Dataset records
---+---

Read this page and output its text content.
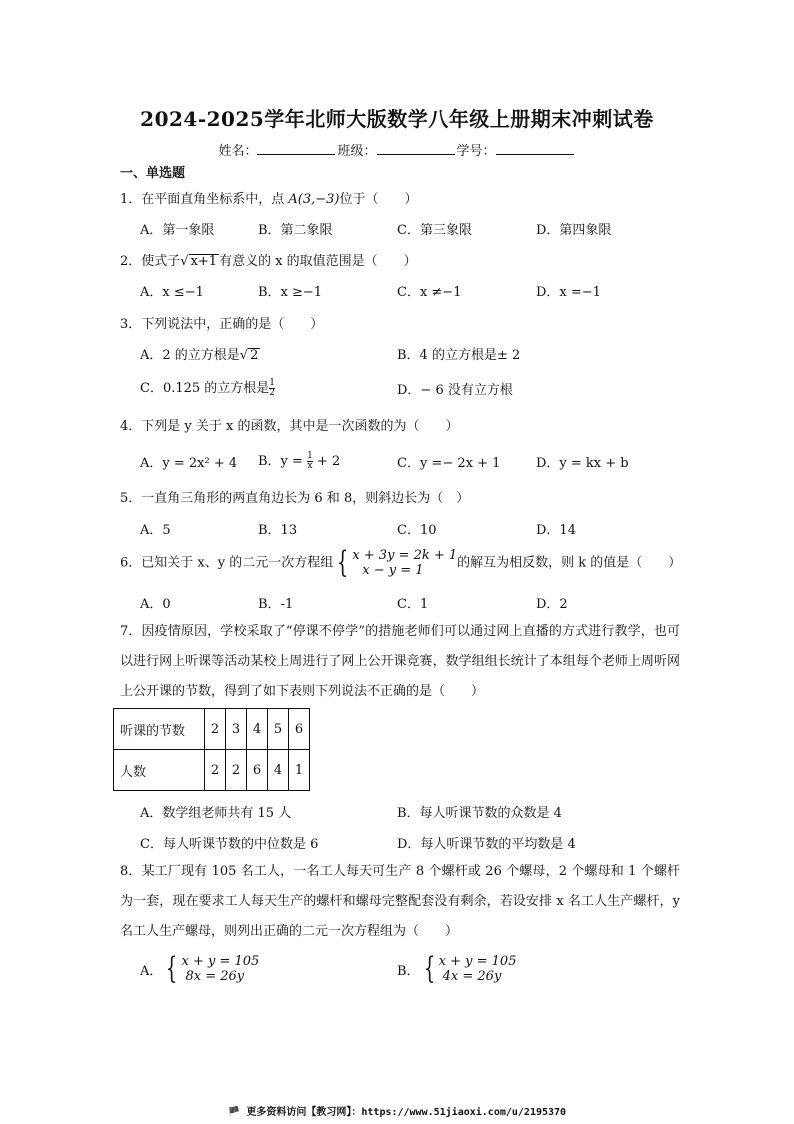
2024-2025学年北师大版数学八年级上册期末冲刺试卷
姓名：	班级：	学号：
一、单选题
1．在平面直角坐标系中，点 A(3,−3)位于（　　）
A．第一象限	B．第二象限	C．第三象限	D．第四象限
2．使式子√ x+1 有意义的 x 的取值范围是（　　）
A．x ≤−1	B．x ≥−1	C．x ≠−1	D．x =−1
3．下列说法中，正确的是（　　）
A．2 的立方根是√ 2	B．4 的立方根是± 2
C．0.125 的立方根是 $\frac{1}{2}$	D．− 6 没有立方根
4．下列是 y 关于 x 的函数，其中是一次函数的为（　　）
A．y = 2x² + 4 B．$y = \frac{1}{x} + 2$	C．y =− 2x + 1	D．y = kx + b
5．一直角三角形的两直角边长为 6 和 8，则斜边长为（　）
A．5	B．13	C．10	D．14
6．已知关于 x、y 的二元一次方程组 { x + 3y = 2k + 1
x − y = 1	的解互为相反数，则 k 的值是（　　）
A．0	B．-1	C．1	D．2
7．因疫情原因，学校采取了“停课不停学”的措施老师们可以通过网上直播的方式进行教学，也可以进行网上听课等活动某校上周进行了网上公开课竞赛，数学组组长统计了本组每个老师上周听网上公开课的节数，得到了如下表则下列说法不正确的是（　　）
听课的节数	2	3	4	5	6
人数	2	2	6	4	1
A．数学组老师共有 15 人	B．每人听课节数的众数是 4
C．每人听课节数的中位数是 6	D．每人听课节数的平均数是 4
8．某工厂现有 105 名工人，一名工人每天可生产 8 个螺杆或 26 个螺母，2 个螺母和 1 个螺杆为一套，现在要求工人每天生产的螺杆和螺母完整配套没有剩余，若设安排 x 名工人生产螺杆，y 名工人生产螺母，则列出正确的二元一次方程组为（　　）
A． { x + y = 105
8x = 26y	B． { x + y = 105
4x = 26y
🏴 更多资料访问【教习网】：https://www.51jiaoxi.com/u/2195370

---+---

• _Problem details_
Repeat each entry precisely as it appears. Leave the pictures out.

• _Response to the task_
Read this page and output its text content.
2024-2025学年北师大版数学八年级上册期末冲刺试卷
姓名：	班级：	学号：
一、单选题
1．在平面直角坐标系中，点 A(3,−3)位于（　　）
A．第一象限	B．第二象限	C．第三象限	D．第四象限
2．使式子√ x+1 有意义的 x 的取值范围是（　　）
A．x ≤−1	B．x ≥−1	C．x ≠−1	D．x =−1
3．下列说法中，正确的是（　　）
A．2 的立方根是√ 2	B．4 的立方根是± 2
C．0.125 的立方根是 $\frac{1}{2}$	D．− 6 没有立方根
4．下列是 y 关于 x 的函数，其中是一次函数的为（　　）
A．y = 2x² + 4 B．$y = \frac{1}{x} + 2$	C．y =− 2x + 1	D．y = kx + b
5．一直角三角形的两直角边长为 6 和 8，则斜边长为（　）
A．5	B．13	C．10	D．14
6．已知关于 x、y 的二元一次方程组 { x + 3y = 2k + 1
x − y = 1	的解互为相反数，则 k 的值是（　　）
A．0	B．-1	C．1	D．2
7．因疫情原因，学校采取了“停课不停学”的措施老师们可以通过网上直播的方式进行教学，也可以进行网上听课等活动某校上周进行了网上公开课竞赛，数学组组长统计了本组每个老师上周听网上公开课的节数，得到了如下表则下列说法不正确的是（　　）
听课的节数	2	3	4	5	6
人数	2	2	6	4	1
A．数学组老师共有 15 人	B．每人听课节数的众数是 4
C．每人听课节数的中位数是 6	D．每人听课节数的平均数是 4
8．某工厂现有 105 名工人，一名工人每天可生产 8 个螺杆或 26 个螺母，2 个螺母和 1 个螺杆为一套，现在要求工人每天生产的螺杆和螺母完整配套没有剩余，若设安排 x 名工人生产螺杆，y 名工人生产螺母，则列出正确的二元一次方程组为（　　）
A． { x + y = 105
8x = 26y	B． { x + y = 105
4x = 26y
🏴 更多资料访问【教习网】：https://www.51jiaoxi.com/u/2195370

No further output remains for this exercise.